THE REQUEST: Will you give every entry again exactly as it stands?
— start RECORDS SUPPLIED —
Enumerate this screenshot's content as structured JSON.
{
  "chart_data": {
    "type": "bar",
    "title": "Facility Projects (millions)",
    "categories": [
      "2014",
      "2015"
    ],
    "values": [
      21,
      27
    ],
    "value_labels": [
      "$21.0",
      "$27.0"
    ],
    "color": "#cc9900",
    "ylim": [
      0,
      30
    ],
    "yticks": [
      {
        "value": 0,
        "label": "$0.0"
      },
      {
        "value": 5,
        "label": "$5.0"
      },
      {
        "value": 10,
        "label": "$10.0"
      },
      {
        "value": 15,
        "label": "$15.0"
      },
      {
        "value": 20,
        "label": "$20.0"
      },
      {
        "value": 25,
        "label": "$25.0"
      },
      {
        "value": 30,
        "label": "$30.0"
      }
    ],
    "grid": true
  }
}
— end RECORDS SUPPLIED —
SOLUTION FOR THIS EXERCISE:
Enumerate this screenshot's content as structured JSON.
{
  "chart_data": {
    "type": "bar",
    "title": "Facility Projects (millions)",
    "categories": [
      "2014",
      "2015"
    ],
    "values": [
      21,
      27
    ],
    "value_labels": [
      "$21.0",
      "$27.0"
    ],
    "color": "#cc9900",
    "ylim": [
      0,
      30
    ],
    "yticks": [
      {
        "value": 0,
        "label": "$0.0"
      },
      {
        "value": 5,
        "label": "$5.0"
      },
      {
        "value": 10,
        "label": "$10.0"
      },
      {
        "value": 15,
        "label": "$15.0"
      },
      {
        "value": 20,
        "label": "$20.0"
      },
      {
        "value": 25,
        "label": "$25.0"
      },
      {
        "value": 30,
        "label": "$30.0"
      }
    ],
    "grid": true
  }
}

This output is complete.